For #2 and #3 I do not think that it is possible still. For #4 Spring intentionally ignores these per the documentation here.

SAMPLE CODE FOR DefaultHandshakeHandler SUBCLASS:

@Configuration
@EnableWebSocketMessageBroker
public class ApplicationWebSocketConfiguration extends AbstractWebSocketMessageBrokerConfigurer {

    public class MyHandshakeHandler extends DefaultHandshakeHandler {

        @Override
        protected Principal determineUser(ServerHttpRequest request, WebSocketHandler wsHandler, 
                                          Map<String, Object> attributes) {
            // add your own code to determine the user
            return null;
        }
    }

    @Override
    public void registerStompEndpoints(StompEndpointRegistry registry) {

        registry.addEndpoint("/myEndPoint").setHandshakeHandler(new MyHandshakeHandler());

    }
}

SAMPLE CODE FOR SECURITY FILTER:

public class ApplicationSecurityTokenFilter extends GenericFilterBean {

    private final static String AUTHENTICATION_PARAMETER = "authentication";

    @Override
    public void doFilter(ServletRequest servletRequest, ServletResponse servletResponse, FilterChain filterChain) throws IOException, ServletException {
        if (servletRequest instanceof HttpServletRequest) {
            // check to see if already authenticated before trying again
            Authentication existingAuth = SecurityContextHolder.getContext().getAuthentication();
            if ((existingAuth == null) || !existingAuth.isAuthenticated()) {
                HttpServletRequest request = (HttpServletRequest)servletRequest;
                UsernamePasswordAuthenticationToken token = extractToken(request);
                // dump token into security context (for authentication-provider to pick up)

=======

» **Task requirements**
(a) In the Spring WebSocket excerpt, which endpoint path does registerStompEndpoints register with the custom handshake handler?
(b) Transcribe the Spring WebSocket excerpt, starting at "private final static" and ending at "to pick up)".
(c) Pick up the Spring WebSocket excerpt after its last line and continue the code.
The data that follows has no connection to the Spring WebSocket excerpt.

=======

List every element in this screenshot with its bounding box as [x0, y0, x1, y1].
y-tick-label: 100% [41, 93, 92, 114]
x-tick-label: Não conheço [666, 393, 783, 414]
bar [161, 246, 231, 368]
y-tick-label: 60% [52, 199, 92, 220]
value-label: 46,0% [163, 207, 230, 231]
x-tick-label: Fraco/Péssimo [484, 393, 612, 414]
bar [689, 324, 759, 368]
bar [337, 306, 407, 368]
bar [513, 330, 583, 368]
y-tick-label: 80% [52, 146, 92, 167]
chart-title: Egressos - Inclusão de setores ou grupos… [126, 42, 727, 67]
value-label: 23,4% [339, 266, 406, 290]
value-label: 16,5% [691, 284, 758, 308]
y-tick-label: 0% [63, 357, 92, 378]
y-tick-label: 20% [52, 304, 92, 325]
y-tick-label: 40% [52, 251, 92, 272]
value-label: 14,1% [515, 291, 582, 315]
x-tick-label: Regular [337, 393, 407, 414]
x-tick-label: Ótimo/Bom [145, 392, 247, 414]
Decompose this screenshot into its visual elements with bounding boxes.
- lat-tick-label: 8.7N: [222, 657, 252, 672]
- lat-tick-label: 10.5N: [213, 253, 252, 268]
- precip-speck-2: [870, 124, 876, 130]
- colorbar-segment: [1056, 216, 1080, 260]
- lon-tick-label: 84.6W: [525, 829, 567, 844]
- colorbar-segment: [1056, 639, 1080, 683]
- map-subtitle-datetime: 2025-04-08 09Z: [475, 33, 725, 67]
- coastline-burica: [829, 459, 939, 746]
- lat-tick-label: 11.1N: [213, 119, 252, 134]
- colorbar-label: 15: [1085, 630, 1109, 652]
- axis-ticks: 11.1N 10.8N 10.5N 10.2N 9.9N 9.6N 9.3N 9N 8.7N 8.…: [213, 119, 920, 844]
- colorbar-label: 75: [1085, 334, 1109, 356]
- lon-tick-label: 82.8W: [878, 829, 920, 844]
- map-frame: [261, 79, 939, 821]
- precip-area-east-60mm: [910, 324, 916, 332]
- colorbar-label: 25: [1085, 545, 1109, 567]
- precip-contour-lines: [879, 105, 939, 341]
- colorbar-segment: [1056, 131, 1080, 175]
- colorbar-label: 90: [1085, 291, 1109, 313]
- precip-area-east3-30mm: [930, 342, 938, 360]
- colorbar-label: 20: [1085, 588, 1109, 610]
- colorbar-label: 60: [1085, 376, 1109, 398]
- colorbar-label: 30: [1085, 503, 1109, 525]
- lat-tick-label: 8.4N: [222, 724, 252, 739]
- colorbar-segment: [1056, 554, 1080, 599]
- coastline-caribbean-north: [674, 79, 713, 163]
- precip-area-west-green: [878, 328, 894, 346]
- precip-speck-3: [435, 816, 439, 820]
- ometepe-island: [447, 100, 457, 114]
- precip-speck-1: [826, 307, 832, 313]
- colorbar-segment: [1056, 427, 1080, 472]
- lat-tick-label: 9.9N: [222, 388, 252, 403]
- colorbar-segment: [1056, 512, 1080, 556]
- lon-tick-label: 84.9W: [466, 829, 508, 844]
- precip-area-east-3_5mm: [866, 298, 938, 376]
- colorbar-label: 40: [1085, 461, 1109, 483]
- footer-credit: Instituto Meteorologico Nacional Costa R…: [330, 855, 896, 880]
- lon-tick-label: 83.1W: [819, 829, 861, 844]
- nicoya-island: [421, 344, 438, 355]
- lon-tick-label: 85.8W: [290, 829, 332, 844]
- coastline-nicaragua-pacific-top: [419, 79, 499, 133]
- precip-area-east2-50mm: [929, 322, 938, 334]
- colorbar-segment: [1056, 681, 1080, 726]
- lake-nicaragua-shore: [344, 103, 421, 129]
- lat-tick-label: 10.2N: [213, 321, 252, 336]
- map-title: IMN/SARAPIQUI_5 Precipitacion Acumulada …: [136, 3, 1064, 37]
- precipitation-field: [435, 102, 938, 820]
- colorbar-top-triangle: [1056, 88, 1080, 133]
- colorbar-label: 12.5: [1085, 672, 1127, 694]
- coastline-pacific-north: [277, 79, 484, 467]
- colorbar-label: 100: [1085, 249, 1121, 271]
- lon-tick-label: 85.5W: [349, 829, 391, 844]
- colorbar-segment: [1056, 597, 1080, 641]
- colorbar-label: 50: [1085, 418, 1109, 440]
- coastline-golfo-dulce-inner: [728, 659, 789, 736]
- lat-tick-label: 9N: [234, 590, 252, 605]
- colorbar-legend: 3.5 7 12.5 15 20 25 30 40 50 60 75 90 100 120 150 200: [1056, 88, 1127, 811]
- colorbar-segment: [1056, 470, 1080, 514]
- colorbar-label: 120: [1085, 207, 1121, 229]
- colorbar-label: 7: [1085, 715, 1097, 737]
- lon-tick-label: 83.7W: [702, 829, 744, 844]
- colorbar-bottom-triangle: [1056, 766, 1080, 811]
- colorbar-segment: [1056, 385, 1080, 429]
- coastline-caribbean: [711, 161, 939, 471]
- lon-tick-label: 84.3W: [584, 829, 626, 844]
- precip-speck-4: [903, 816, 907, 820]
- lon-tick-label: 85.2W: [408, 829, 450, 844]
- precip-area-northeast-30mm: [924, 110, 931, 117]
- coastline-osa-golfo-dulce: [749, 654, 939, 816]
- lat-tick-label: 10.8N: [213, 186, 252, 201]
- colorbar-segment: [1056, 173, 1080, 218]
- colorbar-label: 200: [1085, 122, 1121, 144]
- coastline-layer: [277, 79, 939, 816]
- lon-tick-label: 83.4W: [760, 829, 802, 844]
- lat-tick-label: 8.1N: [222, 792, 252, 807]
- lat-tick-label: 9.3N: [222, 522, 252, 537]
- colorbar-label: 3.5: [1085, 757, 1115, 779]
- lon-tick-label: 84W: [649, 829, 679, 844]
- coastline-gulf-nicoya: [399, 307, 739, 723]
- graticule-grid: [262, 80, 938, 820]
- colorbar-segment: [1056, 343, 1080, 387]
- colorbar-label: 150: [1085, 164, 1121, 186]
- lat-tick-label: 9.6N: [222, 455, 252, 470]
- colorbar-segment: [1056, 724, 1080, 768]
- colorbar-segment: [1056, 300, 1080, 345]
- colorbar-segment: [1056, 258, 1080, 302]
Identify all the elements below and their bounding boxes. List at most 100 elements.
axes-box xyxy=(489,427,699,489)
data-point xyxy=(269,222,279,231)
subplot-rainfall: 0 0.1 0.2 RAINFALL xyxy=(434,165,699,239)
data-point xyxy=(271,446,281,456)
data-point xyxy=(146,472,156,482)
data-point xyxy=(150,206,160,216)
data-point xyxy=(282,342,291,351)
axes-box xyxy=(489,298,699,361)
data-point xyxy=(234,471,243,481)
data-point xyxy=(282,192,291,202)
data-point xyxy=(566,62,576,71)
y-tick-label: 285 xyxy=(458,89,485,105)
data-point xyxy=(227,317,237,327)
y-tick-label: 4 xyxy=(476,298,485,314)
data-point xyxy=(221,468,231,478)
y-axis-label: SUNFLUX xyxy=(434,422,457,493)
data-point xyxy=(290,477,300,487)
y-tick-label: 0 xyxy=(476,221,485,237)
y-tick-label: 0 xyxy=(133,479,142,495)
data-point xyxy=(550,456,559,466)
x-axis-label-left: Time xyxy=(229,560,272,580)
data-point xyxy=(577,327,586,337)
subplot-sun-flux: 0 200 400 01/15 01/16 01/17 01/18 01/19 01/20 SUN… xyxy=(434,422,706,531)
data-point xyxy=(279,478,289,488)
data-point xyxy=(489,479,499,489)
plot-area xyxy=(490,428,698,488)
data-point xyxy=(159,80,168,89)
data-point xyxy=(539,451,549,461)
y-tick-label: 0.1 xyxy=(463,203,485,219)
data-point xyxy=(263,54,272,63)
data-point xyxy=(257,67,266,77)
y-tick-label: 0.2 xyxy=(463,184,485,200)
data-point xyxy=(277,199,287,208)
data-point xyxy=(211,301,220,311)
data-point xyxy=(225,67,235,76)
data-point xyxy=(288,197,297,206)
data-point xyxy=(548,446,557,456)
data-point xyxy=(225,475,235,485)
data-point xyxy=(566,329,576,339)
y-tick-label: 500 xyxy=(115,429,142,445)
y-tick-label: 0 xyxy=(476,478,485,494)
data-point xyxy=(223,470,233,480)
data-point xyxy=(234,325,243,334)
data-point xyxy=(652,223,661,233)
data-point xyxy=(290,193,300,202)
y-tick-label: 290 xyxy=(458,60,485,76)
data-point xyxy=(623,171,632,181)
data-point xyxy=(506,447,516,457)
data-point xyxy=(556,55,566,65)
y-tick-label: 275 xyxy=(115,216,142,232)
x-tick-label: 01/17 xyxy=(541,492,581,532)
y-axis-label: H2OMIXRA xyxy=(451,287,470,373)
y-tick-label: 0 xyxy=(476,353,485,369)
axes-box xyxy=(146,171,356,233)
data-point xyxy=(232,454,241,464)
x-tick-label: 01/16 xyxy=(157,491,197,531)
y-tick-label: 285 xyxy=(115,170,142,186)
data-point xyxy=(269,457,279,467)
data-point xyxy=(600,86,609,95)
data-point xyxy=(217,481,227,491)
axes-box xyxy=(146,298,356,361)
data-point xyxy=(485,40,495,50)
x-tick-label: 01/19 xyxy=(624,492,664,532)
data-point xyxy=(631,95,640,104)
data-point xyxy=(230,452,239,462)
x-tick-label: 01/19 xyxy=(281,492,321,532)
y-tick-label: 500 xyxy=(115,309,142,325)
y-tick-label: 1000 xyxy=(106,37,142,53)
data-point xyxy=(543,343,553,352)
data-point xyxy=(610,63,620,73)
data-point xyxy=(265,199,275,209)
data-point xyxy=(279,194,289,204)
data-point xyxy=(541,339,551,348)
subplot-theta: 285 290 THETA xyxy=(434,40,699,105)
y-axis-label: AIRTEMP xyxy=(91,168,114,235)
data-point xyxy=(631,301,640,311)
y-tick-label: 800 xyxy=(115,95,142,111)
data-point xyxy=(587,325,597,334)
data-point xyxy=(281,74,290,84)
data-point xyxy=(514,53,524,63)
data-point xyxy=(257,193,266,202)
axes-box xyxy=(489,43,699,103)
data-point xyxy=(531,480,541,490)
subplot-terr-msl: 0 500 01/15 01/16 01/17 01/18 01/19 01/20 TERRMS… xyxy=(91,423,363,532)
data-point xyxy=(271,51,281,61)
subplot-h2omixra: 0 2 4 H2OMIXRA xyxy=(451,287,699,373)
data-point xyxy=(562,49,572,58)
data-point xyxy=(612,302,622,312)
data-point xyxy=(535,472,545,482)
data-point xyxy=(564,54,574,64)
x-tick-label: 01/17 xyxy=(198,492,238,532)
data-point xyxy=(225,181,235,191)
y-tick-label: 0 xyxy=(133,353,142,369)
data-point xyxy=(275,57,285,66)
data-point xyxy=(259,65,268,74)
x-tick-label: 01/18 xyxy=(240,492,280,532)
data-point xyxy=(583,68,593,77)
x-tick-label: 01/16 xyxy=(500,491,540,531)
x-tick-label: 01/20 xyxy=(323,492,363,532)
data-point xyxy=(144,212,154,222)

=======

» **Your written answers**
(a) "/myEndPoint"

(b)
private final static String AUTHENTICATION_PARAMETER = "authentication";

    @Override
    public void doFilter(ServletRequest servletRequest, ServletResponse servletResponse, FilterChain filterChain) throws IOException, ServletException {
        if (servletRequest instanceof HttpServletRequest) {
            // check to see if already authenticated before trying again
            Authentication existingAuth = SecurityContextHolder.getContext().getAuthentication();
            if ((existingAuth == null) || !existingAuth.isAuthenticated()) {
                HttpServletRequest request = (HttpServletRequest)servletRequest;
                UsernamePasswordAuthenticationToken token = extractToken(request);
                // dump token into security context (for authentication-provider to pick up)

(c)
                if (token != null) {  // if it exists
                    SecurityContextHolder.getContext().setAuthentication(token);
                }
            }
        }
        filterChain.doFilter(servletRequest,servletResponse);
    }

    private UsernamePasswordAuthenticationToken extractToken( HttpServletRequest request ) {
        UsernamePasswordAuthenticationToken authenticationToken = null;
        // do what you need to extract the information for a token
        // in this example we assume a query string that has an authenticate
        // parameter with a "user:password" string.  A new UsernamePasswordAuthenticationToken
        // is created and then normal authentication happens using this info.
        // This is just a sample and I am sure there are more secure ways to do this.
        if (request.getQueryString() != null) {
            String[] pairs = request.getQueryString().split("&");
            for (String pair : pairs) {
                String[] pairTokens = pair.split("=");
                if (pairTokens.length == 2) {
                    if (AUTHENTICATION_PARAMETER.equals(pairTokens[0])) {
                        String[] tokens = pairTokens[1].split(":");
                        if (tokens.length == 2) {
                            log.debug("Using credentials: " + pairTokens[1]);
                            authenticationToken = new UsernamePasswordAuthenticationToken(tokens[0], tokens[1]);
                        }
                    }
                }
            }
        }
        return authenticationToken;
    }
}

// set up your web security for the area in question
@Configuration
public class SubscriptionWebSecurityConfigurationAdapter extends WebSecurityConfigurerAdapter {

    protected void configure(HttpSecurity http) throws Exception {
        http
                .requestMatchers().antMatchers("/myEndPoint**","/myEndPoint/**").and()
                .addFilterBefore(new ApplicationSecurityTokenFilter(), UsernamePasswordAuthenticationFilter.class)
                .authorizeRequests()
                .anyRequest().authenticated()
                .and()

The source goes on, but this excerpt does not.